Stored data:
+---+

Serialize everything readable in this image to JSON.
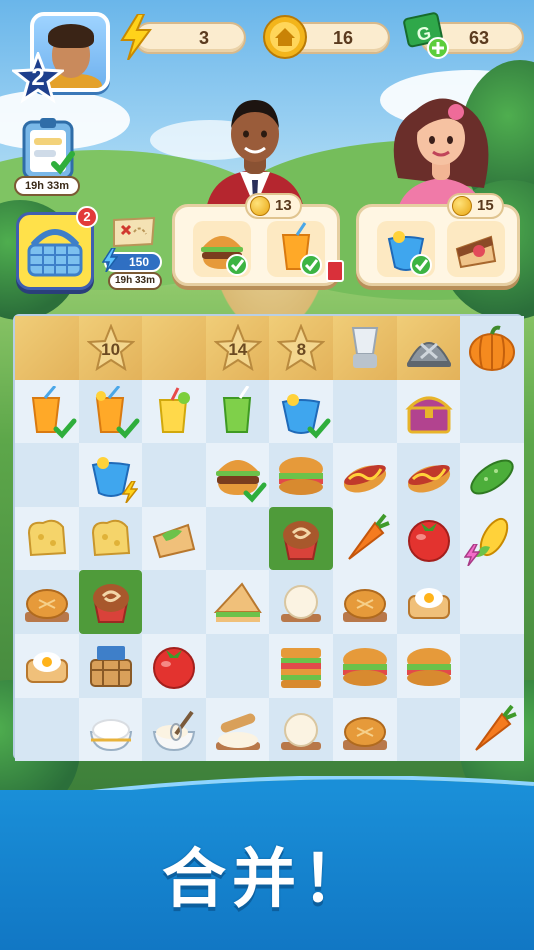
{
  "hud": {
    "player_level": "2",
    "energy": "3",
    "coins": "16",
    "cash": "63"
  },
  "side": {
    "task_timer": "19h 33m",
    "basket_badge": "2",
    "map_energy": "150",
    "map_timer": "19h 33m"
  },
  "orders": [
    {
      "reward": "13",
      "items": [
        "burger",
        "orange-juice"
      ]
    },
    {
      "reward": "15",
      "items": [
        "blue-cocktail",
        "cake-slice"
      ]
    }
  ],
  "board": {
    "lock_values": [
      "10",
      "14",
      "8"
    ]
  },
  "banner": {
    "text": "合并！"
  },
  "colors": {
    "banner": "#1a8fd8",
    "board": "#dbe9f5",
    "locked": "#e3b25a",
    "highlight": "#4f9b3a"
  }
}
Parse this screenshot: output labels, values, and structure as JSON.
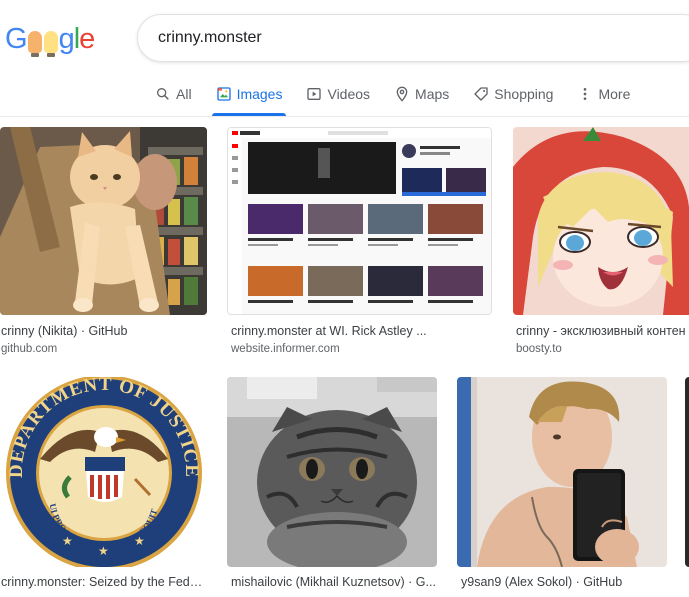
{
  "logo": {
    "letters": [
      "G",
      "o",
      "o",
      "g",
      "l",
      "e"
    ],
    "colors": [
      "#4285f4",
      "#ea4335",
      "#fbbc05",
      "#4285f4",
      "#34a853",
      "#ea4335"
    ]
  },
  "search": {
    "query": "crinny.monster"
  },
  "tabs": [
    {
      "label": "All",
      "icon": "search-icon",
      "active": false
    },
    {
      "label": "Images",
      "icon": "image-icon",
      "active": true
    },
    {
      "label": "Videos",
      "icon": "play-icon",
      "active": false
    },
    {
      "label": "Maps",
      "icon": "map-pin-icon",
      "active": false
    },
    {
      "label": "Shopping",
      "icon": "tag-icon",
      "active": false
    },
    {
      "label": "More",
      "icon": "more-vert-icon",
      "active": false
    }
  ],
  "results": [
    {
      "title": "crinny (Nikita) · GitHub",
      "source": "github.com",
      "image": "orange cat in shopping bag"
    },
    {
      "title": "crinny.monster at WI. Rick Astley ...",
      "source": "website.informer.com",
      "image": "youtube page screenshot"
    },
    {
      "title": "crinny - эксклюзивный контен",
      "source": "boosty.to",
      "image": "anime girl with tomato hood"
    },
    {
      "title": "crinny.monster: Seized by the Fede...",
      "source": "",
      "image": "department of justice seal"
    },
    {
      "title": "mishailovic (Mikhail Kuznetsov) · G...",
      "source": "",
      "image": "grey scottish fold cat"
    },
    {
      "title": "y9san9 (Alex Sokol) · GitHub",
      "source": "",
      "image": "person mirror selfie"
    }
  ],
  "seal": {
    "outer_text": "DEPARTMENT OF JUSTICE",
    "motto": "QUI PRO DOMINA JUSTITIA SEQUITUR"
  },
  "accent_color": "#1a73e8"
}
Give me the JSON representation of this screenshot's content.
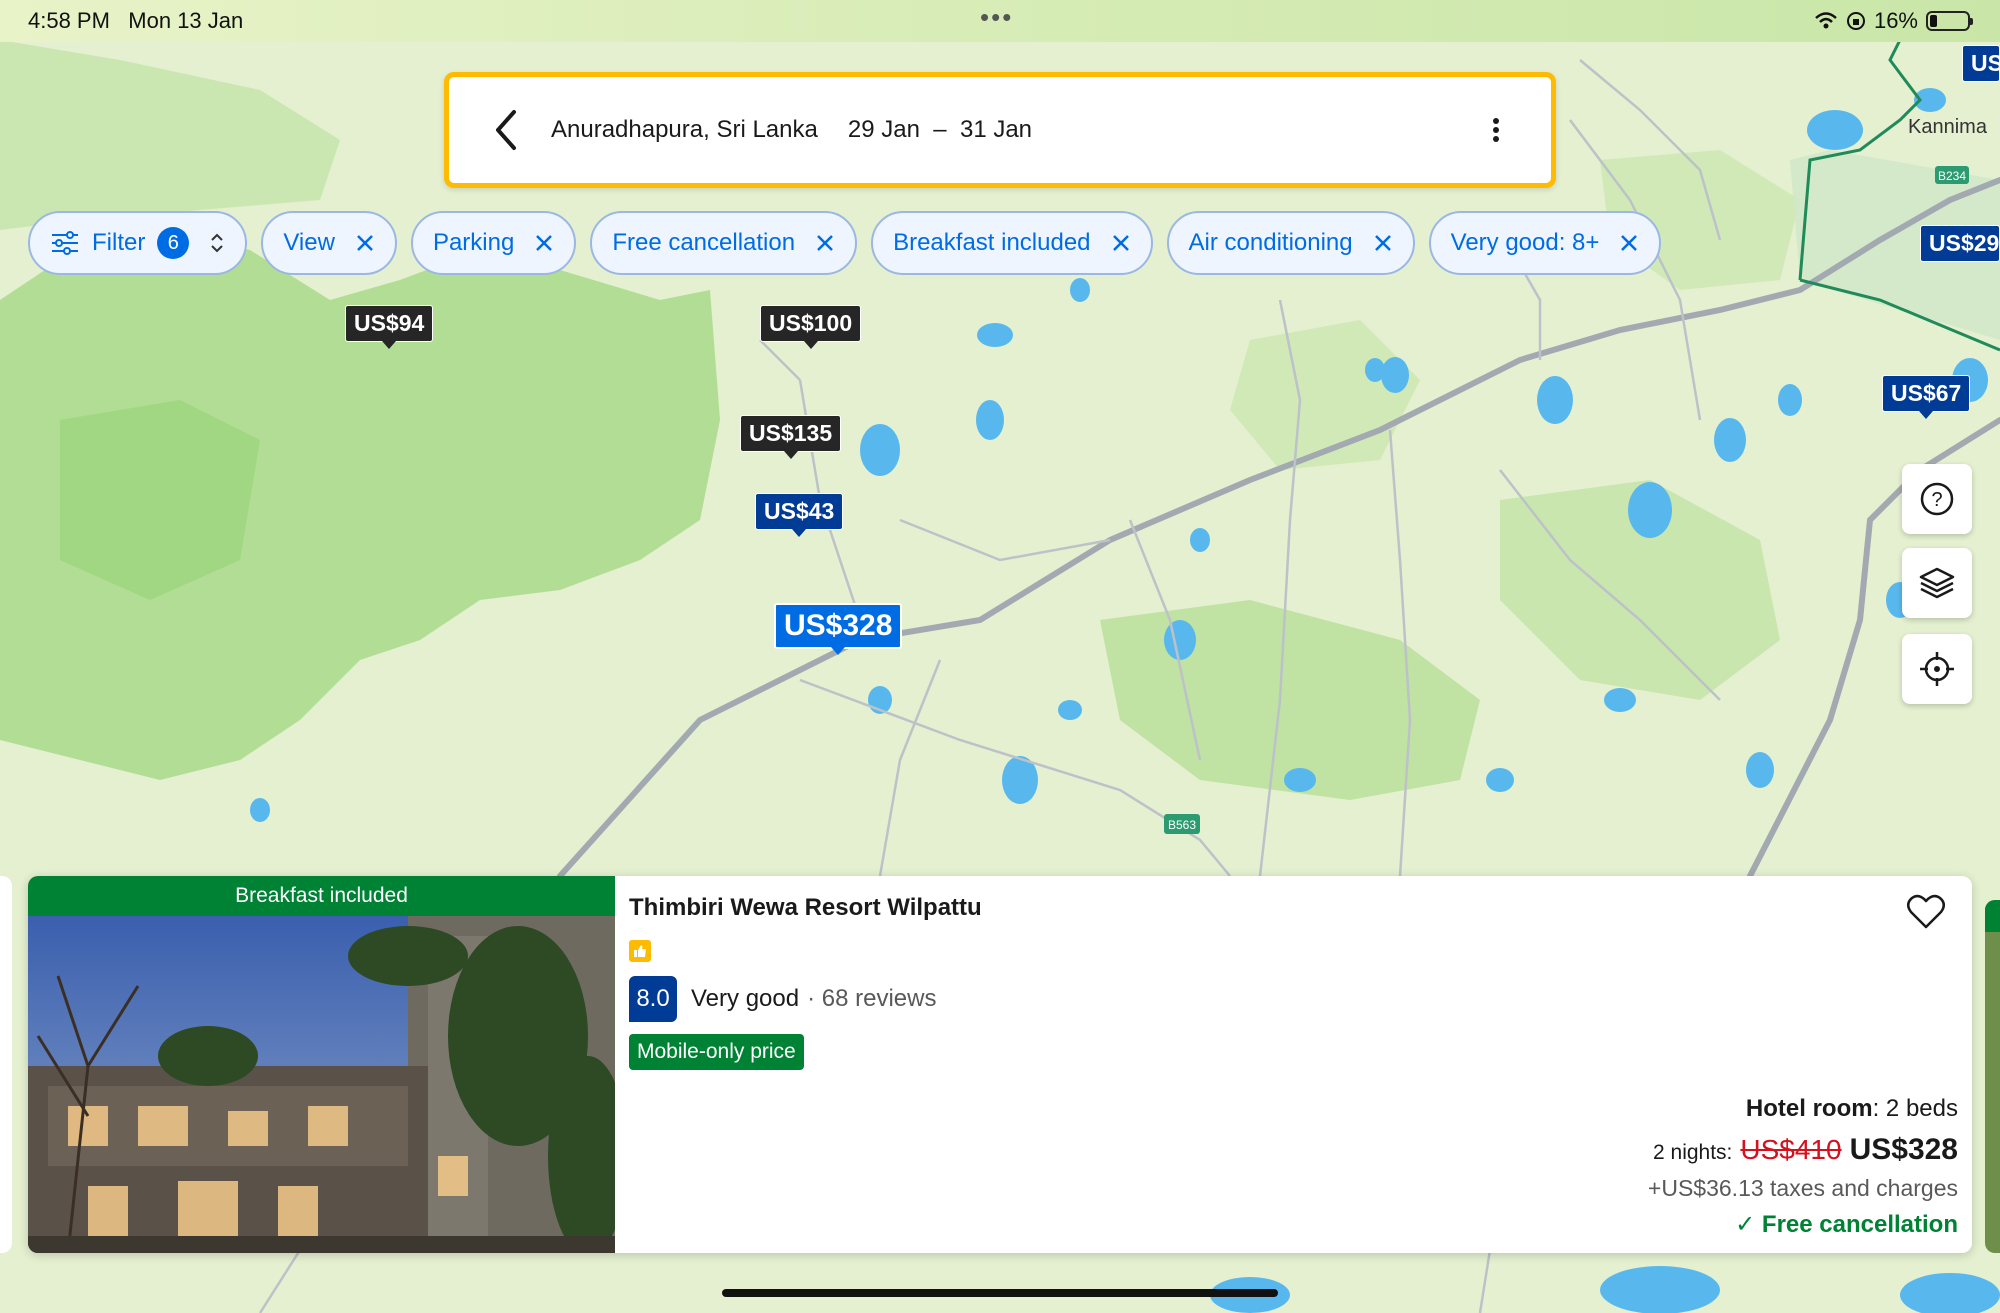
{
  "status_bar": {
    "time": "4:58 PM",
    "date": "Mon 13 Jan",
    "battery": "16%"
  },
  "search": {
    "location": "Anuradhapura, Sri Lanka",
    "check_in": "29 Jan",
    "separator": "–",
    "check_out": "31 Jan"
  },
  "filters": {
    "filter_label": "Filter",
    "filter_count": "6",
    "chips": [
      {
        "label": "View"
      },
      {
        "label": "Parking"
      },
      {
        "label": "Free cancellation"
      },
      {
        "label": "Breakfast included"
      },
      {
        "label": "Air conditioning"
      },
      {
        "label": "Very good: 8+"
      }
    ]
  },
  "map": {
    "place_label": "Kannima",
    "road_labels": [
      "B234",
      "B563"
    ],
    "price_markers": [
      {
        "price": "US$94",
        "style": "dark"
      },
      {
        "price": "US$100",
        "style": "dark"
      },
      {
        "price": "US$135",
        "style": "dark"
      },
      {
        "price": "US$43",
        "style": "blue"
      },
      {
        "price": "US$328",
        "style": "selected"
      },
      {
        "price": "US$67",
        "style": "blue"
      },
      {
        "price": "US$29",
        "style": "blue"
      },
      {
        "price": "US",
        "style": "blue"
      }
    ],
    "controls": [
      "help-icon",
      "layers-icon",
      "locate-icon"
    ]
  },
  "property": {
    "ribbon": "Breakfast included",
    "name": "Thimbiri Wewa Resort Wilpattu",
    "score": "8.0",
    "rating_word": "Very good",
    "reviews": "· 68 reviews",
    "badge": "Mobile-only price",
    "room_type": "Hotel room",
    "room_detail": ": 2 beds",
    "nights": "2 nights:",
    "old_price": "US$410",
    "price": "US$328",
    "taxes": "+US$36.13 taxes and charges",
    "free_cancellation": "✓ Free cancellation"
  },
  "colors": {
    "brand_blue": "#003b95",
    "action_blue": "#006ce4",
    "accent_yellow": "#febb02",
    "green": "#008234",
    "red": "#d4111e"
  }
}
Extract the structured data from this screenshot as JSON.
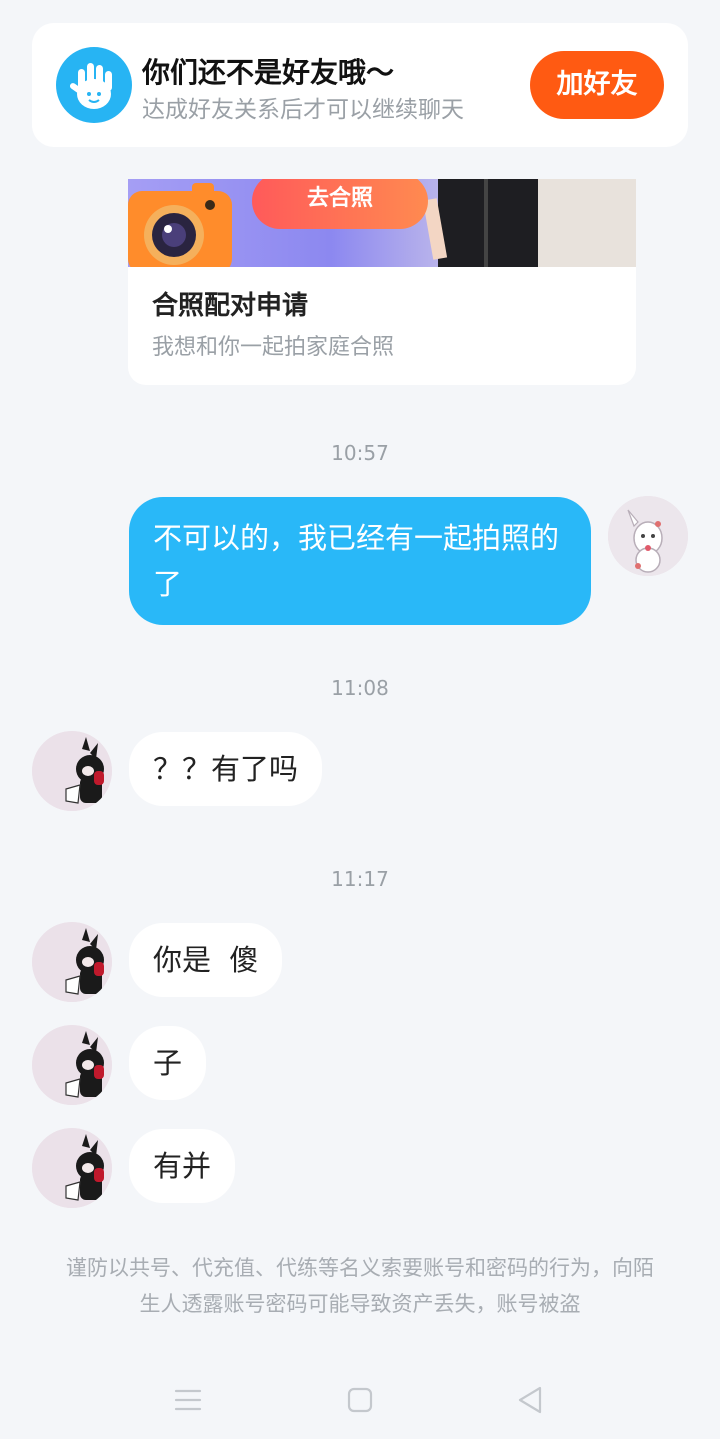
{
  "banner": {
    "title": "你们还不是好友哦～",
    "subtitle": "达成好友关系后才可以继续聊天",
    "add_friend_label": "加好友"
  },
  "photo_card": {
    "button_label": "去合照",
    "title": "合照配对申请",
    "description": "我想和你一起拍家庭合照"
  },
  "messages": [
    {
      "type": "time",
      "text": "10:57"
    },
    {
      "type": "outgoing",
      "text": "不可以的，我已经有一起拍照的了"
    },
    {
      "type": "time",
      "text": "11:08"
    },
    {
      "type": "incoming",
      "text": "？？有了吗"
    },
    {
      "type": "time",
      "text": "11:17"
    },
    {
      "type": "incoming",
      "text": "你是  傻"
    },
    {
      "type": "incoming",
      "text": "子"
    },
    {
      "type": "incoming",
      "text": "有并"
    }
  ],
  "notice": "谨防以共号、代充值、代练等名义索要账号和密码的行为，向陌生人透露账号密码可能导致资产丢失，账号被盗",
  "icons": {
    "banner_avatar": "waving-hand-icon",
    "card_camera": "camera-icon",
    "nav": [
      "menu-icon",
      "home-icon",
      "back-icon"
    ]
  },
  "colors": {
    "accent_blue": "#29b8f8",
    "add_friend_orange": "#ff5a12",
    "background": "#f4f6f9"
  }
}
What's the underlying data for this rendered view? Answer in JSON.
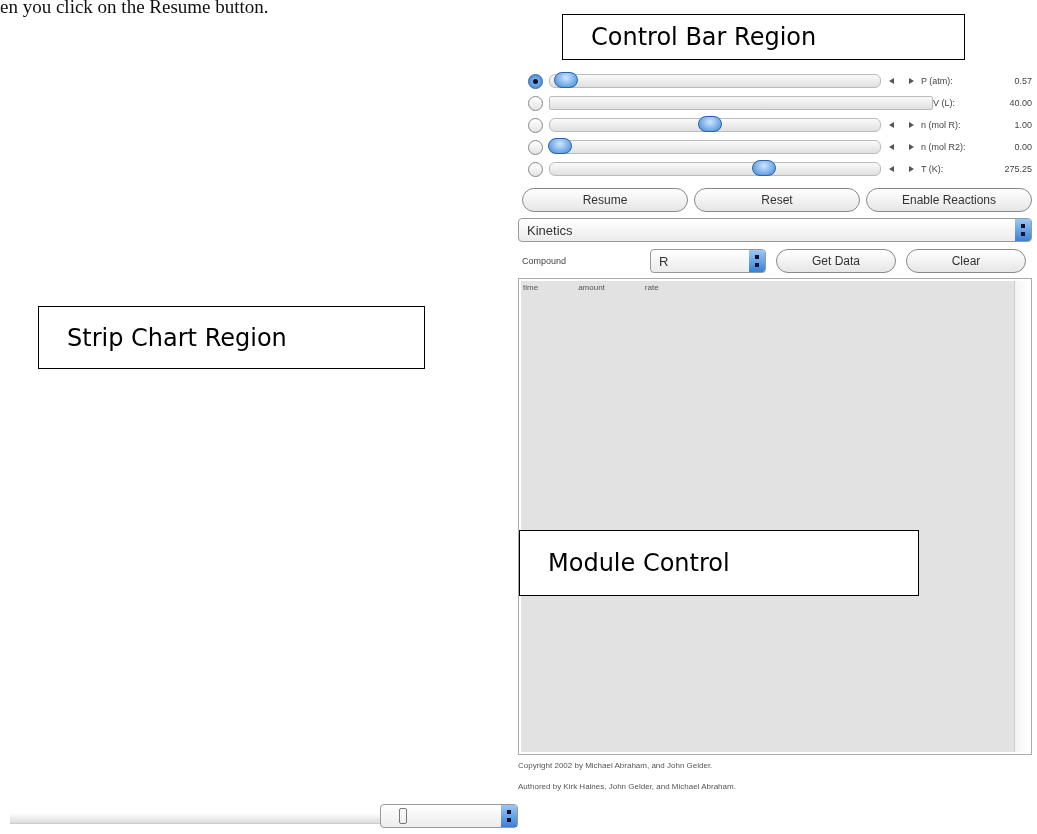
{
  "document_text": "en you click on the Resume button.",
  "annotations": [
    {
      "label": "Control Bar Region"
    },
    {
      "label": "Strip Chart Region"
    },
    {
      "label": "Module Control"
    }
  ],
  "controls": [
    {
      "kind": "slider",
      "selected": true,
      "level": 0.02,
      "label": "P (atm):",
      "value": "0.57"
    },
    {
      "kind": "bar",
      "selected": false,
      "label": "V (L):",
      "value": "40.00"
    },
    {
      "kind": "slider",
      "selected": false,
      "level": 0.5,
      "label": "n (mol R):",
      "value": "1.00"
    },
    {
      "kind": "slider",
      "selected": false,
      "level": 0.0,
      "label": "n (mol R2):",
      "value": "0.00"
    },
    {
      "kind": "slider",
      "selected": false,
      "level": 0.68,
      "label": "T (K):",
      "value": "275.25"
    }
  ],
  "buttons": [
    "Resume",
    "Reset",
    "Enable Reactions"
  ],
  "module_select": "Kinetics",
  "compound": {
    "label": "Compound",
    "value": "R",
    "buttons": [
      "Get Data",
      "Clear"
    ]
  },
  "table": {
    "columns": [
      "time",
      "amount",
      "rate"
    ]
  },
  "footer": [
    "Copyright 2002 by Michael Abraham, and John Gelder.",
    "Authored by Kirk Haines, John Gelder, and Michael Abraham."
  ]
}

+---+

> **Task brief**
Copy every line above word for word and exclude the pictures.

> **Solution**
Serialize everything readable in this image to JSON.
{
  "hud": {
    "player_level": "2",
    "energy": "3",
    "coins": "16",
    "cash": "63"
  },
  "side": {
    "task_timer": "19h 33m",
    "basket_badge": "2",
    "map_energy": "150",
    "map_timer": "19h 33m"
  },
  "orders": [
    {
      "reward": "13",
      "items": [
        "burger",
        "orange-juice"
      ]
    },
    {
      "reward": "15",
      "items": [
        "blue-cocktail",
        "cake-slice"
      ]
    }
  ],
  "board": {
    "lock_values": [
      "10",
      "14",
      "8"
    ]
  },
  "banner": {
    "text": "合并！"
  },
  "colors": {
    "banner": "#1a8fd8",
    "board": "#dbe9f5",
    "locked": "#e3b25a",
    "highlight": "#4f9b3a"
  }
}
Parse this screenshot: output labels, values, and structure as JSON.
{
  "logo": {
    "letters": [
      "G",
      "o",
      "o",
      "g",
      "l",
      "e"
    ],
    "colors": [
      "#4285f4",
      "#ea4335",
      "#fbbc05",
      "#4285f4",
      "#34a853",
      "#ea4335"
    ]
  },
  "search": {
    "query": "crinny.monster"
  },
  "tabs": [
    {
      "label": "All",
      "icon": "search-icon",
      "active": false
    },
    {
      "label": "Images",
      "icon": "image-icon",
      "active": true
    },
    {
      "label": "Videos",
      "icon": "play-icon",
      "active": false
    },
    {
      "label": "Maps",
      "icon": "map-pin-icon",
      "active": false
    },
    {
      "label": "Shopping",
      "icon": "tag-icon",
      "active": false
    },
    {
      "label": "More",
      "icon": "more-vert-icon",
      "active": false
    }
  ],
  "results": [
    {
      "title": "crinny (Nikita) · GitHub",
      "source": "github.com",
      "image": "orange cat in shopping bag"
    },
    {
      "title": "crinny.monster at WI. Rick Astley ...",
      "source": "website.informer.com",
      "image": "youtube page screenshot"
    },
    {
      "title": "crinny - эксклюзивный контен",
      "source": "boosty.to",
      "image": "anime girl with tomato hood"
    },
    {
      "title": "crinny.monster: Seized by the Fede...",
      "source": "",
      "image": "department of justice seal"
    },
    {
      "title": "mishailovic (Mikhail Kuznetsov) · G...",
      "source": "",
      "image": "grey scottish fold cat"
    },
    {
      "title": "y9san9 (Alex Sokol) · GitHub",
      "source": "",
      "image": "person mirror selfie"
    }
  ],
  "seal": {
    "outer_text": "DEPARTMENT OF JUSTICE",
    "motto": "QUI PRO DOMINA JUSTITIA SEQUITUR"
  },
  "accent_color": "#1a73e8"
}
Give me the JSON representation of this screenshot's content.
{
  "status_bar": {
    "time": "4:58 PM",
    "date": "Mon 13 Jan",
    "battery": "16%"
  },
  "search": {
    "location": "Anuradhapura, Sri Lanka",
    "check_in": "29 Jan",
    "separator": "–",
    "check_out": "31 Jan"
  },
  "filters": {
    "filter_label": "Filter",
    "filter_count": "6",
    "chips": [
      {
        "label": "View"
      },
      {
        "label": "Parking"
      },
      {
        "label": "Free cancellation"
      },
      {
        "label": "Breakfast included"
      },
      {
        "label": "Air conditioning"
      },
      {
        "label": "Very good: 8+"
      }
    ]
  },
  "map": {
    "place_label": "Kannima",
    "road_labels": [
      "B234",
      "B563"
    ],
    "price_markers": [
      {
        "price": "US$94",
        "style": "dark"
      },
      {
        "price": "US$100",
        "style": "dark"
      },
      {
        "price": "US$135",
        "style": "dark"
      },
      {
        "price": "US$43",
        "style": "blue"
      },
      {
        "price": "US$328",
        "style": "selected"
      },
      {
        "price": "US$67",
        "style": "blue"
      },
      {
        "price": "US$29",
        "style": "blue"
      },
      {
        "price": "US",
        "style": "blue"
      }
    ],
    "controls": [
      "help-icon",
      "layers-icon",
      "locate-icon"
    ]
  },
  "property": {
    "ribbon": "Breakfast included",
    "name": "Thimbiri Wewa Resort Wilpattu",
    "score": "8.0",
    "rating_word": "Very good",
    "reviews": "· 68 reviews",
    "badge": "Mobile-only price",
    "room_type": "Hotel room",
    "room_detail": ": 2 beds",
    "nights": "2 nights:",
    "old_price": "US$410",
    "price": "US$328",
    "taxes": "+US$36.13 taxes and charges",
    "free_cancellation": "✓ Free cancellation"
  },
  "colors": {
    "brand_blue": "#003b95",
    "action_blue": "#006ce4",
    "accent_yellow": "#febb02",
    "green": "#008234",
    "red": "#d4111e"
  }
}
Extract the structured data from this screenshot as JSON.
{
  "banner": {
    "title": "你们还不是好友哦～",
    "subtitle": "达成好友关系后才可以继续聊天",
    "add_friend_label": "加好友"
  },
  "photo_card": {
    "button_label": "去合照",
    "title": "合照配对申请",
    "description": "我想和你一起拍家庭合照"
  },
  "messages": [
    {
      "type": "time",
      "text": "10:57"
    },
    {
      "type": "outgoing",
      "text": "不可以的，我已经有一起拍照的了"
    },
    {
      "type": "time",
      "text": "11:08"
    },
    {
      "type": "incoming",
      "text": "？？有了吗"
    },
    {
      "type": "time",
      "text": "11:17"
    },
    {
      "type": "incoming",
      "text": "你是  傻"
    },
    {
      "type": "incoming",
      "text": "子"
    },
    {
      "type": "incoming",
      "text": "有并"
    }
  ],
  "notice": "谨防以共号、代充值、代练等名义索要账号和密码的行为，向陌生人透露账号密码可能导致资产丢失，账号被盗",
  "icons": {
    "banner_avatar": "waving-hand-icon",
    "card_camera": "camera-icon",
    "nav": [
      "menu-icon",
      "home-icon",
      "back-icon"
    ]
  },
  "colors": {
    "accent_blue": "#29b8f8",
    "add_friend_orange": "#ff5a12",
    "background": "#f4f6f9"
  }
}
What's the underlying data for this rendered view? Answer in JSON.
{
  "document_text": "en you click on the Resume button.",
  "annotations": [
    {
      "label": "Control Bar Region"
    },
    {
      "label": "Strip Chart Region"
    },
    {
      "label": "Module Control"
    }
  ],
  "controls": [
    {
      "kind": "slider",
      "selected": true,
      "level": 0.02,
      "label": "P (atm):",
      "value": "0.57"
    },
    {
      "kind": "bar",
      "selected": false,
      "label": "V (L):",
      "value": "40.00"
    },
    {
      "kind": "slider",
      "selected": false,
      "level": 0.5,
      "label": "n (mol R):",
      "value": "1.00"
    },
    {
      "kind": "slider",
      "selected": false,
      "level": 0.0,
      "label": "n (mol R2):",
      "value": "0.00"
    },
    {
      "kind": "slider",
      "selected": false,
      "level": 0.68,
      "label": "T (K):",
      "value": "275.25"
    }
  ],
  "buttons": [
    "Resume",
    "Reset",
    "Enable Reactions"
  ],
  "module_select": "Kinetics",
  "compound": {
    "label": "Compound",
    "value": "R",
    "buttons": [
      "Get Data",
      "Clear"
    ]
  },
  "table": {
    "columns": [
      "time",
      "amount",
      "rate"
    ]
  },
  "footer": [
    "Copyright 2002 by Michael Abraham, and John Gelder.",
    "Authored by Kirk Haines, John Gelder, and Michael Abraham."
  ]
}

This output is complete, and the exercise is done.